(Collection entries)
----
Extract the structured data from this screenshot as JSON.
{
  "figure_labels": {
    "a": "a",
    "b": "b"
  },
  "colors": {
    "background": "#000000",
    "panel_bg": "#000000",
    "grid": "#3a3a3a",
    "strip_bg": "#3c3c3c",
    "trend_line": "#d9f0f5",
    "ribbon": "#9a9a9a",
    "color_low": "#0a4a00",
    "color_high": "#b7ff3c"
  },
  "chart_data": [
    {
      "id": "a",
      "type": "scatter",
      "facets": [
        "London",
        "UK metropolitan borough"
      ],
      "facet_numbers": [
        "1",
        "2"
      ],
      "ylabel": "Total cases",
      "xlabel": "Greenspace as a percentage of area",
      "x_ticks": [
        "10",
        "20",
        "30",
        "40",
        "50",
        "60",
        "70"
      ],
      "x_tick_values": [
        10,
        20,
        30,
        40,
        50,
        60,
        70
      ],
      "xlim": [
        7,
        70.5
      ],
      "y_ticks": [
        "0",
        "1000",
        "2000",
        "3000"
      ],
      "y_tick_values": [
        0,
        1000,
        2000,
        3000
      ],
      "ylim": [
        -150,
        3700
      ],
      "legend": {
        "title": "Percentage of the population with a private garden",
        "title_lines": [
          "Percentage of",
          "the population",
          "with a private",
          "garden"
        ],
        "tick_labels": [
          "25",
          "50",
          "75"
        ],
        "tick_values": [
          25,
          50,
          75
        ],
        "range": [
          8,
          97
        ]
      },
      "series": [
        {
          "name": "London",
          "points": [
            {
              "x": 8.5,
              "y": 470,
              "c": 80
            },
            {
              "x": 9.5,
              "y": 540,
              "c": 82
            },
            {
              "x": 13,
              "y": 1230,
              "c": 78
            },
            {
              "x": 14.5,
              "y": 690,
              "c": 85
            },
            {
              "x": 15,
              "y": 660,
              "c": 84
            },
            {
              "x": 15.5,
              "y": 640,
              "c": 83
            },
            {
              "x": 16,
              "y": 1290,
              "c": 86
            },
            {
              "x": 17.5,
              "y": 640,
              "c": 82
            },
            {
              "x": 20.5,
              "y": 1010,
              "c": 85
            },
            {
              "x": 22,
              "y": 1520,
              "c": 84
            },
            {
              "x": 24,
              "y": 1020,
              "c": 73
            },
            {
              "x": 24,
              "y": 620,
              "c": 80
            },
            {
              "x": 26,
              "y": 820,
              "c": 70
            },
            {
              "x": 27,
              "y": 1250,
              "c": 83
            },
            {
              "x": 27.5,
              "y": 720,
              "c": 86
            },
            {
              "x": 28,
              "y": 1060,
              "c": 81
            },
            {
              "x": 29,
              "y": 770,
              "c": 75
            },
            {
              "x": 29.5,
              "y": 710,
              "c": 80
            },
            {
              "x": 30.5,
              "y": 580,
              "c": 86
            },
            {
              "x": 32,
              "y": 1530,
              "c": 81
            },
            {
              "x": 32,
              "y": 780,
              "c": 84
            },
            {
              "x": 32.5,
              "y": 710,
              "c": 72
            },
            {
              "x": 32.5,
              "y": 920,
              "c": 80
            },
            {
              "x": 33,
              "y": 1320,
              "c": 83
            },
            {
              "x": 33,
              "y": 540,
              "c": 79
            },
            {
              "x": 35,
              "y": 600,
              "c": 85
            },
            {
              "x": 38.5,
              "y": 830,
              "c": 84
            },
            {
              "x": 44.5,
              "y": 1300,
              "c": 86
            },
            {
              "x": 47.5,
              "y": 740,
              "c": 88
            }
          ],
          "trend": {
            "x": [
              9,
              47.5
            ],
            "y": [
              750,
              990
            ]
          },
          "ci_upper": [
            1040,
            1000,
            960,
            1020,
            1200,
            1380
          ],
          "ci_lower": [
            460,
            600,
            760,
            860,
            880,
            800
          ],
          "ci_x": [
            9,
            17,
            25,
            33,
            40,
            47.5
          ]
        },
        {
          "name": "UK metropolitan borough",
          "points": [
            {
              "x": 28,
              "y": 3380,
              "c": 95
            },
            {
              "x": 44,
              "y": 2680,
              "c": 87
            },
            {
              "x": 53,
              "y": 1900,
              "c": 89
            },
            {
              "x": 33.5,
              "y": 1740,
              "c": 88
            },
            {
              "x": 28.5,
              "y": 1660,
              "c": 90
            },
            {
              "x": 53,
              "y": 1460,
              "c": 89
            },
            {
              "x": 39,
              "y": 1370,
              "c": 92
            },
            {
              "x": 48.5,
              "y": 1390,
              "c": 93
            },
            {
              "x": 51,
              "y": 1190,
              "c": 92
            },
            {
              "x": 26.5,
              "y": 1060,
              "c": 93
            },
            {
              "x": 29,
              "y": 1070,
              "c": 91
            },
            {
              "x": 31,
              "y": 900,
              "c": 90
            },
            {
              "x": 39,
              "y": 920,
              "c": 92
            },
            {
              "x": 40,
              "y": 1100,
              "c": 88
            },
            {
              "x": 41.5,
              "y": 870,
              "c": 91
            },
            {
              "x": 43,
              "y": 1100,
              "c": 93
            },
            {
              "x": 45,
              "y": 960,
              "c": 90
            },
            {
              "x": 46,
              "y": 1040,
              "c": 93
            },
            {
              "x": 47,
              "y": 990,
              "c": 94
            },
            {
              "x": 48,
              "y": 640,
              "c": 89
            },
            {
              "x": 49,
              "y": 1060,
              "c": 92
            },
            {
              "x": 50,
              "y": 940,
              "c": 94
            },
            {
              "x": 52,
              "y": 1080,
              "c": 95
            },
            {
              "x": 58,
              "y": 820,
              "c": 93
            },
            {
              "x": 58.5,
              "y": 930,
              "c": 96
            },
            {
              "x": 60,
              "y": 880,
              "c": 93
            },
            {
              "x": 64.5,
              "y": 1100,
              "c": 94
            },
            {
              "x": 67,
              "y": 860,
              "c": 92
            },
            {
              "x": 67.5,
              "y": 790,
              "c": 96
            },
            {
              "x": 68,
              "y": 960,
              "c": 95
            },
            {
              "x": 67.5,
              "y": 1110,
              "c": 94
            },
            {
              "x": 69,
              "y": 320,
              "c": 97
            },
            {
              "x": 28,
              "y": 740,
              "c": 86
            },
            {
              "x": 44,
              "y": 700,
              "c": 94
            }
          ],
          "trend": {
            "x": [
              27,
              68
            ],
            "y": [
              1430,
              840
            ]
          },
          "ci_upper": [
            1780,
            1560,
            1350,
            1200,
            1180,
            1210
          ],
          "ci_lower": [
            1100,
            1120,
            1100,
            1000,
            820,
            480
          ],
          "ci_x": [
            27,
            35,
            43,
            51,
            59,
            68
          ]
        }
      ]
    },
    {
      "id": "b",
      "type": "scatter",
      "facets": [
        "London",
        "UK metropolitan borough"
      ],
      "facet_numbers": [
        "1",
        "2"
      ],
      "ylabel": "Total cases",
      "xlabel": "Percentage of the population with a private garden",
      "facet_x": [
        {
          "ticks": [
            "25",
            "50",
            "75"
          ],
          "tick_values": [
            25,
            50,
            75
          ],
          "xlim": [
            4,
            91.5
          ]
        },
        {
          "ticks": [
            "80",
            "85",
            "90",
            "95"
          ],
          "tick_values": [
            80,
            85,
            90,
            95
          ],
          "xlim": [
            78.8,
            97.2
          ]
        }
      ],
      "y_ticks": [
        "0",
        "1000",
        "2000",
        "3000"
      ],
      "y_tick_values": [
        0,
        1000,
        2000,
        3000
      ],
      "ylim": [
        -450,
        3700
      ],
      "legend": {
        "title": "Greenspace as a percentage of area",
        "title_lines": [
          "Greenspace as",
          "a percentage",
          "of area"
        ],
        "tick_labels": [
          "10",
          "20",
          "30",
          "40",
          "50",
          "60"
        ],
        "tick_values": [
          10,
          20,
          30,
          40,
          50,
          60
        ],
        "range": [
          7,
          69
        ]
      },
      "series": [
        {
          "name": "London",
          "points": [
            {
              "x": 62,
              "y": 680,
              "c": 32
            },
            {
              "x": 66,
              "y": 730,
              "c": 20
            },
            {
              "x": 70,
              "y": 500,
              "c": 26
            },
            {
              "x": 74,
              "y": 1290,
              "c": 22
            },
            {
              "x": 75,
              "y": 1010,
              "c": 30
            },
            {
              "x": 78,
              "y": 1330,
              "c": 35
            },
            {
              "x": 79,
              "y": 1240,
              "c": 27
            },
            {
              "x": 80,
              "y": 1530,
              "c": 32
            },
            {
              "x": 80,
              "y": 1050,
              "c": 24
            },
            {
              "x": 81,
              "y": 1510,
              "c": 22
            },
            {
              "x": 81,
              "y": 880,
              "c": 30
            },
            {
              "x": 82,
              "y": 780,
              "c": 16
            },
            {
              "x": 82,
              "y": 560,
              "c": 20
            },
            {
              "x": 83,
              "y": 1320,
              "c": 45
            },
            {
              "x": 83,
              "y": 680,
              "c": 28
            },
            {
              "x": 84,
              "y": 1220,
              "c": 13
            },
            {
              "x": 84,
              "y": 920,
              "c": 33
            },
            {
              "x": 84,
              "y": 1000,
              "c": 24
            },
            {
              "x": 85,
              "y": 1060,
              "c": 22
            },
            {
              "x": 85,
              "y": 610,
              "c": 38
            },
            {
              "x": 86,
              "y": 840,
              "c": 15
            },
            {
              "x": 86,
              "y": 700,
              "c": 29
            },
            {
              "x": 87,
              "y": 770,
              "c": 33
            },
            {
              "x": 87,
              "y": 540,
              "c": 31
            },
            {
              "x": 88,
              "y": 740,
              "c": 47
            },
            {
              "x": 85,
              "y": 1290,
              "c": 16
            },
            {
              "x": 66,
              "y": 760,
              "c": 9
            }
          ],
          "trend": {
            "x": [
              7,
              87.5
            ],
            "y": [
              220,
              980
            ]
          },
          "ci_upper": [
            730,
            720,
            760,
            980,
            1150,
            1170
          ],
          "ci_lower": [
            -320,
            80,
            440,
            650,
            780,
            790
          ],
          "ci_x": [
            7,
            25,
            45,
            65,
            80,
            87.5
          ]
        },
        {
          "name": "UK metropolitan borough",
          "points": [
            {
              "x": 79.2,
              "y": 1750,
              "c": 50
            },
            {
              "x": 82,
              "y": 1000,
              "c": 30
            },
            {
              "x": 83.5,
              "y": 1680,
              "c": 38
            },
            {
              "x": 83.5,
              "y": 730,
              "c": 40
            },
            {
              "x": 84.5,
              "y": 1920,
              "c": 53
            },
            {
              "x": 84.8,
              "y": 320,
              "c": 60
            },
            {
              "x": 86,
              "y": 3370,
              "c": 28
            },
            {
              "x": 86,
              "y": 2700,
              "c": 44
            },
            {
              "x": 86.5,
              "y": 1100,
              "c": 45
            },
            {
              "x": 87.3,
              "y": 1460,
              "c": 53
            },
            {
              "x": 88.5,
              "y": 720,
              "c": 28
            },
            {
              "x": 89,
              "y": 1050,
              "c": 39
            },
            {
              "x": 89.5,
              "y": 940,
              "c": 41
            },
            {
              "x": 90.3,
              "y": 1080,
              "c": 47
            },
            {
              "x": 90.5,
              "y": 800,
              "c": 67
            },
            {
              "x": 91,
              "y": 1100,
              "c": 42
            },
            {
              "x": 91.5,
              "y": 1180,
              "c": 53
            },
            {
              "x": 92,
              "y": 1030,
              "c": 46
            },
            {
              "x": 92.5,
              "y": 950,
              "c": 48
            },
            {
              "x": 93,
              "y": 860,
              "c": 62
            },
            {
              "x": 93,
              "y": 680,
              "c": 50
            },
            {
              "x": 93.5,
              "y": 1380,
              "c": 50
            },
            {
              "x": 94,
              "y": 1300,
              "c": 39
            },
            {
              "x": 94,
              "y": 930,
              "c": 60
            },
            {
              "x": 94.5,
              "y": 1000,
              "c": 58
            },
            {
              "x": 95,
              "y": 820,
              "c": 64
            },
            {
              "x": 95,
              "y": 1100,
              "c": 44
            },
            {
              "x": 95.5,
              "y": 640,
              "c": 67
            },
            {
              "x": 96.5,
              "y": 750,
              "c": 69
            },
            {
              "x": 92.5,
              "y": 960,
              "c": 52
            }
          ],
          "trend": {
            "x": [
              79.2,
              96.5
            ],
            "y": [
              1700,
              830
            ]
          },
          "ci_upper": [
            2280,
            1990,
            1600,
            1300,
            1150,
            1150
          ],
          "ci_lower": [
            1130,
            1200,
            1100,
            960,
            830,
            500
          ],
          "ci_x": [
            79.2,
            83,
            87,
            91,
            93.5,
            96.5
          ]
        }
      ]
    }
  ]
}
----
GIVEN TASK:
Among the entries above, identify all lines with "private" and copy them.

EXERCISE RESPONSE:
        "title": "Percentage of the population with a private garden",
          "with a private",
      "xlabel": "Percentage of the population with a private garden",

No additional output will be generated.